(Items from a data source)
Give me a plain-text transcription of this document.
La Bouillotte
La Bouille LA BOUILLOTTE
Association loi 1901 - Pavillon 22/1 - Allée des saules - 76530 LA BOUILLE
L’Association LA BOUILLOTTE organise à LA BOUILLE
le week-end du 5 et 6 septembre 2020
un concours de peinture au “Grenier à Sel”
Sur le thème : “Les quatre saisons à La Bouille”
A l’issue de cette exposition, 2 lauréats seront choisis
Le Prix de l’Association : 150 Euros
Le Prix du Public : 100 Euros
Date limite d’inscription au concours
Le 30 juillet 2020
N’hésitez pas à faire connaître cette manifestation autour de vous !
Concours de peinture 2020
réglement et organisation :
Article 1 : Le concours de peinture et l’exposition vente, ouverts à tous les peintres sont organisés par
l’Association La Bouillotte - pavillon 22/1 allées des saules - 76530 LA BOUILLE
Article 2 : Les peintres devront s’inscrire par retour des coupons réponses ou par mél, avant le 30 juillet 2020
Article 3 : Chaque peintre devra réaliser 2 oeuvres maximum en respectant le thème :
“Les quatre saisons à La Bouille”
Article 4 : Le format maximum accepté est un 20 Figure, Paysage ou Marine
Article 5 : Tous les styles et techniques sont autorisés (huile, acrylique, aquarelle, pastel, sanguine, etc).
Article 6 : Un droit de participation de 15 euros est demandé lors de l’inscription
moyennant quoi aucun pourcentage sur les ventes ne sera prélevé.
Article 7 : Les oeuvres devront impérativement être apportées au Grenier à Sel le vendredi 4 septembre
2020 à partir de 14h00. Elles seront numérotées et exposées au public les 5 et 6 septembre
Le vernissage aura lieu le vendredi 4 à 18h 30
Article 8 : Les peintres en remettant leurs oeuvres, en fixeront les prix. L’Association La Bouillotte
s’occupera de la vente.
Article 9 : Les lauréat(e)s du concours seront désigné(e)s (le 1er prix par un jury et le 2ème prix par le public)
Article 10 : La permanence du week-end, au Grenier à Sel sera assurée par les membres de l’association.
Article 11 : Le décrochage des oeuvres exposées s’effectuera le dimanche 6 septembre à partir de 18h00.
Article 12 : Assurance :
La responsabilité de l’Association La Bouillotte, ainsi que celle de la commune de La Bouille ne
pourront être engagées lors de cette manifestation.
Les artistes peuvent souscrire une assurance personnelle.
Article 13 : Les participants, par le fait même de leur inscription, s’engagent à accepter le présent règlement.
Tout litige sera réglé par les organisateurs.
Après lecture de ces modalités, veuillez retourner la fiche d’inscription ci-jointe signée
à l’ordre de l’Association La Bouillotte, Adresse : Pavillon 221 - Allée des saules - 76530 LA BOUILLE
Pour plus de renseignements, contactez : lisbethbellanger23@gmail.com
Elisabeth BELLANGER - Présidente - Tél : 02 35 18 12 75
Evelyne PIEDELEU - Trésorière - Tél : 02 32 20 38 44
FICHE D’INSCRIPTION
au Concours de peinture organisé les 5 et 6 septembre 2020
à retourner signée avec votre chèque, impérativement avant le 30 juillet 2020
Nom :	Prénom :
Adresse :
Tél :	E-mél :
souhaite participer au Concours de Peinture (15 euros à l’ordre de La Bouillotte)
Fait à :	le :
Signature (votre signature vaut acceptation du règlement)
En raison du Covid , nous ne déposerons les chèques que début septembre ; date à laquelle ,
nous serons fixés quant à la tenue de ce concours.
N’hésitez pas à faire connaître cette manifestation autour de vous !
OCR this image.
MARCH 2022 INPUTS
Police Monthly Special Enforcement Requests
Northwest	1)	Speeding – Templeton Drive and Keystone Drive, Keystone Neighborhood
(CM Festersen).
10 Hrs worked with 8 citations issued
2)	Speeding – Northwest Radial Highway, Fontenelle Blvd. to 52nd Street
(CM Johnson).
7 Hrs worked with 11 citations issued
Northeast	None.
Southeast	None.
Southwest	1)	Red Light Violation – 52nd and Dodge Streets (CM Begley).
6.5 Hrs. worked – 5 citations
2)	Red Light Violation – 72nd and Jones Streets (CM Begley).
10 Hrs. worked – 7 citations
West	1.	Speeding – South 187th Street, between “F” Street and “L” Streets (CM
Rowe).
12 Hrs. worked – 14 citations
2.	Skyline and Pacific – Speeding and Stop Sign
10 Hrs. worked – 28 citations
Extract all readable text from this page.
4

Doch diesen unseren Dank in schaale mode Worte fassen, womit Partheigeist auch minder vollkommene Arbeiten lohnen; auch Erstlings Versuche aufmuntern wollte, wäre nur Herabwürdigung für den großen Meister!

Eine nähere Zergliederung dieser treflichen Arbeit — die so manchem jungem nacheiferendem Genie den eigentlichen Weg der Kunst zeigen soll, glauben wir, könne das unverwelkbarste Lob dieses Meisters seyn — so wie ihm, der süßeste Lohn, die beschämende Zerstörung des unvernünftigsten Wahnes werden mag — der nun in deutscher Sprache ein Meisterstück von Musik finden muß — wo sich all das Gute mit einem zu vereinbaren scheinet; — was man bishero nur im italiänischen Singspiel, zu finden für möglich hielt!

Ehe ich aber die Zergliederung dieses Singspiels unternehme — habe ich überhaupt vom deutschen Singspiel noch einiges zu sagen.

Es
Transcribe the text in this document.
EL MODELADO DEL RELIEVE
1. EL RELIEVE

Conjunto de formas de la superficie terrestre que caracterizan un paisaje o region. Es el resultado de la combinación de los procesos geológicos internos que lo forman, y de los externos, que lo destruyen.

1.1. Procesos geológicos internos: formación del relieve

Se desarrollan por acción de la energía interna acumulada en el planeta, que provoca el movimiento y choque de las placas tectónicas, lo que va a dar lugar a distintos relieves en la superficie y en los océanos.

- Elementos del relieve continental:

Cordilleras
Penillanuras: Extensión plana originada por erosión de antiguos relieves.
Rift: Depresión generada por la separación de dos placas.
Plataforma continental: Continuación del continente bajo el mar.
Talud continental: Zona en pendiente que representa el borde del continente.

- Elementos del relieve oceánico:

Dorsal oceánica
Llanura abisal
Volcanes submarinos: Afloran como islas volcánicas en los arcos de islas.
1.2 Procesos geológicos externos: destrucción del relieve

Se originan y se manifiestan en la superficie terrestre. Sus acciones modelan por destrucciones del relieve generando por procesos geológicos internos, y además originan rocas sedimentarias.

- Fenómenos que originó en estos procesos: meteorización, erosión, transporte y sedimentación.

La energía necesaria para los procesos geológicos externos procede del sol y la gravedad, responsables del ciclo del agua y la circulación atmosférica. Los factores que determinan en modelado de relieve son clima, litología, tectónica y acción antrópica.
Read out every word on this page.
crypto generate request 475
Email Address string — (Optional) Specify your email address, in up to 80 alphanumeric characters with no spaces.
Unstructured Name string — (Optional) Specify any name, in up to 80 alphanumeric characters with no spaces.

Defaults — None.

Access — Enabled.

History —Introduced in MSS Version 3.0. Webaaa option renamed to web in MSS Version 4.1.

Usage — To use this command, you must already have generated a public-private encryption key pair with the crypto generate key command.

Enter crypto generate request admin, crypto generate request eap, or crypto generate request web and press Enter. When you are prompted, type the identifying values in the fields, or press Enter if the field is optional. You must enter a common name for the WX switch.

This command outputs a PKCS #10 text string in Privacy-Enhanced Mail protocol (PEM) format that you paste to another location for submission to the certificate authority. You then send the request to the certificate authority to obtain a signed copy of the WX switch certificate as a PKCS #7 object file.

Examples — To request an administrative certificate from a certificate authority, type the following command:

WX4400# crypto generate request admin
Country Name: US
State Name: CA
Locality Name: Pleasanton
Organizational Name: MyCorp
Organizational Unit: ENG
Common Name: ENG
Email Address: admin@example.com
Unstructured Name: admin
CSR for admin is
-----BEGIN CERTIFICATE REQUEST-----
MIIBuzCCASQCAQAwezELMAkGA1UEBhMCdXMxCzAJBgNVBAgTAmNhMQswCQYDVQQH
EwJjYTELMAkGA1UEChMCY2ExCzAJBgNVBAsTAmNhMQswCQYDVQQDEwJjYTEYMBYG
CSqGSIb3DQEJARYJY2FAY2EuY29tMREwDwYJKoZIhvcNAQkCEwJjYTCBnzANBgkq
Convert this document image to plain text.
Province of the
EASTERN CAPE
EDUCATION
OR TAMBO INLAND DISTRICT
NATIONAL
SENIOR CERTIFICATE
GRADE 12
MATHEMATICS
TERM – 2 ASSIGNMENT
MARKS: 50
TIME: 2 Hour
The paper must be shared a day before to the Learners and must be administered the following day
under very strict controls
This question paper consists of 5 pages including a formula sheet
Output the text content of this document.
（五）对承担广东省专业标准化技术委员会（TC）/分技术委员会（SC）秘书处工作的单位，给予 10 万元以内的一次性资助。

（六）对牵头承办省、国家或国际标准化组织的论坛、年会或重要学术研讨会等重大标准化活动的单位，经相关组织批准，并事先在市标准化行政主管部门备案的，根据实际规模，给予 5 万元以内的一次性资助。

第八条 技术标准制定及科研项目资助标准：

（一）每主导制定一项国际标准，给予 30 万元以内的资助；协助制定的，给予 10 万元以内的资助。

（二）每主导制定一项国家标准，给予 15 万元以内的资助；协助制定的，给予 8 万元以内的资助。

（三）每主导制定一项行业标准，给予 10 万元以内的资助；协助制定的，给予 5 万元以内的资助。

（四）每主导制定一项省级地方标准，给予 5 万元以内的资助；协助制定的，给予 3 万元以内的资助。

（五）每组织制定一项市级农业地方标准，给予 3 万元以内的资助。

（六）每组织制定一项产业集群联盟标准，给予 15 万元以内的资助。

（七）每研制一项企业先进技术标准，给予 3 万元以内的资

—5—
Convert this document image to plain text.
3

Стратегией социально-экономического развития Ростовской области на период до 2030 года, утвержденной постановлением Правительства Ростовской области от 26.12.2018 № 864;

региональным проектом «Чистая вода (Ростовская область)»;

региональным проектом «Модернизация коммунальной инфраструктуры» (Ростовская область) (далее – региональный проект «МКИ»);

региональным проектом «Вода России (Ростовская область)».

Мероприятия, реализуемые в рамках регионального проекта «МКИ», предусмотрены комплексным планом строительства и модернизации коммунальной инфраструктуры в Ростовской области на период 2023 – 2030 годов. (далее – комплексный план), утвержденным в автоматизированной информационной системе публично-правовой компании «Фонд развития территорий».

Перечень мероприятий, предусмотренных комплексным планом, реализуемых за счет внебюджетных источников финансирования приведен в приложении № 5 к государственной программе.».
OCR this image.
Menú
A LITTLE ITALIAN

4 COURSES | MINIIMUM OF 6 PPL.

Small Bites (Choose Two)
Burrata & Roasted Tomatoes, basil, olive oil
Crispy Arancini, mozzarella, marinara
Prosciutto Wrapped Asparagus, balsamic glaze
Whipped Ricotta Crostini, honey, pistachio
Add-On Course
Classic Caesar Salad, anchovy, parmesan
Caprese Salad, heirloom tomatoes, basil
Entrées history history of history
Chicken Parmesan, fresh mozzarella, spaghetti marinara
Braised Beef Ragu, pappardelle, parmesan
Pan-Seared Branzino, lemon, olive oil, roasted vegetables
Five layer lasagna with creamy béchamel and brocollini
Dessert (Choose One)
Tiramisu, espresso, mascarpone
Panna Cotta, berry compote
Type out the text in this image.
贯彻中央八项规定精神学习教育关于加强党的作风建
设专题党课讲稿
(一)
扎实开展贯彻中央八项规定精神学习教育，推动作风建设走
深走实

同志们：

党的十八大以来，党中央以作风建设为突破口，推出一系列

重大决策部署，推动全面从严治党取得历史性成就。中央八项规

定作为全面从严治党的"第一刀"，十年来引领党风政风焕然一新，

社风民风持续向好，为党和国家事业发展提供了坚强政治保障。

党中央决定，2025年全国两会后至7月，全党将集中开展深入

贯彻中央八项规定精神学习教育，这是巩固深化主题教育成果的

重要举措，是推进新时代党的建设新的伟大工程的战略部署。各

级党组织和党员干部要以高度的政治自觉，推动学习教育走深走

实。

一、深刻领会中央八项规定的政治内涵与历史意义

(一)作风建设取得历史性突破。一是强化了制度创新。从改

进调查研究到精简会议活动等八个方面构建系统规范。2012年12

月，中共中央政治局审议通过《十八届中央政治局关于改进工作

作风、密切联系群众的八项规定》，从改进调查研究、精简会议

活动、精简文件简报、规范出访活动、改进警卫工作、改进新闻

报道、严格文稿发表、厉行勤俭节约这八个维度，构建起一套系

* _WHAT IS ASKED_: Return only the number of lines in the data above that include the word "règlement".

* _TASK RESPONSE_: 2